Task statement → Every record below should be printed exactly as it appears.

(Collected data)
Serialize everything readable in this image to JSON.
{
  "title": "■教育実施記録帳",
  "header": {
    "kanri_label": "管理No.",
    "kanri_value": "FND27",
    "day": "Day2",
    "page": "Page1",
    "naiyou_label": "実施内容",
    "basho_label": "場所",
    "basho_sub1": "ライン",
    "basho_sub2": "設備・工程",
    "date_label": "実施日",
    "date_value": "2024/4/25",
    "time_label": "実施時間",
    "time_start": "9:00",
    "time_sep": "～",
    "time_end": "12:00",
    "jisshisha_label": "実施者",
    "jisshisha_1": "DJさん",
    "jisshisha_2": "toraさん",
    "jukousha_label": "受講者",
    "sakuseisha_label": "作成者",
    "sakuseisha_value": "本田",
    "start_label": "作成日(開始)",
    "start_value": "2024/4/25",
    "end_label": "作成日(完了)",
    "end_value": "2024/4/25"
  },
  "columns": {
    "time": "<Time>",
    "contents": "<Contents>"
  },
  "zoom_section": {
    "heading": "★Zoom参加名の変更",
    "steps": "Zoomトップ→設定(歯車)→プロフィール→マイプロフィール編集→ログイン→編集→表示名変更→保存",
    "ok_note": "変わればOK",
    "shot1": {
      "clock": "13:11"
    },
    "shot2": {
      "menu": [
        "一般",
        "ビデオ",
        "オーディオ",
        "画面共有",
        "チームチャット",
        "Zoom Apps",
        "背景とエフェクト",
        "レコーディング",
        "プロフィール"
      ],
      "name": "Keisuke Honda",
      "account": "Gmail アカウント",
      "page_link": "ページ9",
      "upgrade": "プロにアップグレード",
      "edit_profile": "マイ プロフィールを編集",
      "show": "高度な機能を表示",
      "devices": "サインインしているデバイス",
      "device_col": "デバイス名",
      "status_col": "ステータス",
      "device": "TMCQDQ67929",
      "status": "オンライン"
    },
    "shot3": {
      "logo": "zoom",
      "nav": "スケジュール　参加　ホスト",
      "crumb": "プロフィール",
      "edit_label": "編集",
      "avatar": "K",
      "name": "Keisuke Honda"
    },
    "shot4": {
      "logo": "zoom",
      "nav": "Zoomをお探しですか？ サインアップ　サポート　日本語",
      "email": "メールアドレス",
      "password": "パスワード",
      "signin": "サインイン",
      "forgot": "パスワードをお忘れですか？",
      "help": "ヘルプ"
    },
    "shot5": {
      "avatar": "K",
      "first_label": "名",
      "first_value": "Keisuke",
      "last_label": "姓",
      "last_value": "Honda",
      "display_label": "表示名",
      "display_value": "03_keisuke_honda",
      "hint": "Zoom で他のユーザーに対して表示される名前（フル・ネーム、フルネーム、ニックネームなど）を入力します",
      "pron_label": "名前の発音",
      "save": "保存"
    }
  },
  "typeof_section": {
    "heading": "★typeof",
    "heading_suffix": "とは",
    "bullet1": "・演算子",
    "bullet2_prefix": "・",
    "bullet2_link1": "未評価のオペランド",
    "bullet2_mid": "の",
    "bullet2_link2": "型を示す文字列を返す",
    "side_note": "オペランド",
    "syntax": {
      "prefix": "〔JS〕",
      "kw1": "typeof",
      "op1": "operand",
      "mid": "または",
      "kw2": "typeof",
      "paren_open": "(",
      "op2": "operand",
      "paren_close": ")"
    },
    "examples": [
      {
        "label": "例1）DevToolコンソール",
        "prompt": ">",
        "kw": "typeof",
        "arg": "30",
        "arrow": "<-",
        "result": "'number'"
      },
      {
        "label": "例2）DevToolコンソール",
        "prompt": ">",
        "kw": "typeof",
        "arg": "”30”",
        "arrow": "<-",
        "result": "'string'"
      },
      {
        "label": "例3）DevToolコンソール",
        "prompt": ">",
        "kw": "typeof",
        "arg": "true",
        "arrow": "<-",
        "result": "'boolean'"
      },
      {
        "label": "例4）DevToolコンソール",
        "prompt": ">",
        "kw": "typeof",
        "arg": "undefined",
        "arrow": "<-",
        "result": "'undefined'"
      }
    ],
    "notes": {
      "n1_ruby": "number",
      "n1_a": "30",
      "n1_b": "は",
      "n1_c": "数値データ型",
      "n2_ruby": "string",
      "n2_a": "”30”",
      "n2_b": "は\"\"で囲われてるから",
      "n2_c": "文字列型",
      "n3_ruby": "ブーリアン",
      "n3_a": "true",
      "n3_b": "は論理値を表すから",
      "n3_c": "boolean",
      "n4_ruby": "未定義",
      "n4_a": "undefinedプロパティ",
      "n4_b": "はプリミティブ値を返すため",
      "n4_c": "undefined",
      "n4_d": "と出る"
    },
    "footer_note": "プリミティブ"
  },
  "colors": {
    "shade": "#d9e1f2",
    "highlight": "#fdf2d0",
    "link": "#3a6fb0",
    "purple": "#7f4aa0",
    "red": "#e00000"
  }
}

Result →
Serialize everything readable in this image to JSON.
{
  "title": "■教育実施記録帳",
  "header": {
    "kanri_label": "管理No.",
    "kanri_value": "FND27",
    "day": "Day2",
    "page": "Page1",
    "naiyou_label": "実施内容",
    "basho_label": "場所",
    "basho_sub1": "ライン",
    "basho_sub2": "設備・工程",
    "date_label": "実施日",
    "date_value": "2024/4/25",
    "time_label": "実施時間",
    "time_start": "9:00",
    "time_sep": "～",
    "time_end": "12:00",
    "jisshisha_label": "実施者",
    "jisshisha_1": "DJさん",
    "jisshisha_2": "toraさん",
    "jukousha_label": "受講者",
    "sakuseisha_label": "作成者",
    "sakuseisha_value": "本田",
    "start_label": "作成日(開始)",
    "start_value": "2024/4/25",
    "end_label": "作成日(完了)",
    "end_value": "2024/4/25"
  },
  "columns": {
    "time": "<Time>",
    "contents": "<Contents>"
  },
  "zoom_section": {
    "heading": "★Zoom参加名の変更",
    "steps": "Zoomトップ→設定(歯車)→プロフィール→マイプロフィール編集→ログイン→編集→表示名変更→保存",
    "ok_note": "変わればOK",
    "shot1": {
      "clock": "13:11"
    },
    "shot2": {
      "menu": [
        "一般",
        "ビデオ",
        "オーディオ",
        "画面共有",
        "チームチャット",
        "Zoom Apps",
        "背景とエフェクト",
        "レコーディング",
        "プロフィール"
      ],
      "name": "Keisuke Honda",
      "account": "Gmail アカウント",
      "page_link": "ページ9",
      "upgrade": "プロにアップグレード",
      "edit_profile": "マイ プロフィールを編集",
      "show": "高度な機能を表示",
      "devices": "サインインしているデバイス",
      "device_col": "デバイス名",
      "status_col": "ステータス",
      "device": "TMCQDQ67929",
      "status": "オンライン"
    },
    "shot3": {
      "logo": "zoom",
      "nav": "スケジュール　参加　ホスト",
      "crumb": "プロフィール",
      "edit_label": "編集",
      "avatar": "K",
      "name": "Keisuke Honda"
    },
    "shot4": {
      "logo": "zoom",
      "nav": "Zoomをお探しですか？ サインアップ　サポート　日本語",
      "email": "メールアドレス",
      "password": "パスワード",
      "signin": "サインイン",
      "forgot": "パスワードをお忘れですか？",
      "help": "ヘルプ"
    },
    "shot5": {
      "avatar": "K",
      "first_label": "名",
      "first_value": "Keisuke",
      "last_label": "姓",
      "last_value": "Honda",
      "display_label": "表示名",
      "display_value": "03_keisuke_honda",
      "hint": "Zoom で他のユーザーに対して表示される名前（フル・ネーム、フルネーム、ニックネームなど）を入力します",
      "pron_label": "名前の発音",
      "save": "保存"
    }
  },
  "typeof_section": {
    "heading": "★typeof",
    "heading_suffix": "とは",
    "bullet1": "・演算子",
    "bullet2_prefix": "・",
    "bullet2_link1": "未評価のオペランド",
    "bullet2_mid": "の",
    "bullet2_link2": "型を示す文字列を返す",
    "side_note": "オペランド",
    "syntax": {
      "prefix": "〔JS〕",
      "kw1": "typeof",
      "op1": "operand",
      "mid": "または",
      "kw2": "typeof",
      "paren_open": "(",
      "op2": "operand",
      "paren_close": ")"
    },
    "examples": [
      {
        "label": "例1）DevToolコンソール",
        "prompt": ">",
        "kw": "typeof",
        "arg": "30",
        "arrow": "<-",
        "result": "'number'"
      },
      {
        "label": "例2）DevToolコンソール",
        "prompt": ">",
        "kw": "typeof",
        "arg": "”30”",
        "arrow": "<-",
        "result": "'string'"
      },
      {
        "label": "例3）DevToolコンソール",
        "prompt": ">",
        "kw": "typeof",
        "arg": "true",
        "arrow": "<-",
        "result": "'boolean'"
      },
      {
        "label": "例4）DevToolコンソール",
        "prompt": ">",
        "kw": "typeof",
        "arg": "undefined",
        "arrow": "<-",
        "result": "'undefined'"
      }
    ],
    "notes": {
      "n1_ruby": "number",
      "n1_a": "30",
      "n1_b": "は",
      "n1_c": "数値データ型",
      "n2_ruby": "string",
      "n2_a": "”30”",
      "n2_b": "は\"\"で囲われてるから",
      "n2_c": "文字列型",
      "n3_ruby": "ブーリアン",
      "n3_a": "true",
      "n3_b": "は論理値を表すから",
      "n3_c": "boolean",
      "n4_ruby": "未定義",
      "n4_a": "undefinedプロパティ",
      "n4_b": "はプリミティブ値を返すため",
      "n4_c": "undefined",
      "n4_d": "と出る"
    },
    "footer_note": "プリミティブ"
  },
  "colors": {
    "shade": "#d9e1f2",
    "highlight": "#fdf2d0",
    "link": "#3a6fb0",
    "purple": "#7f4aa0",
    "red": "#e00000"
  }
}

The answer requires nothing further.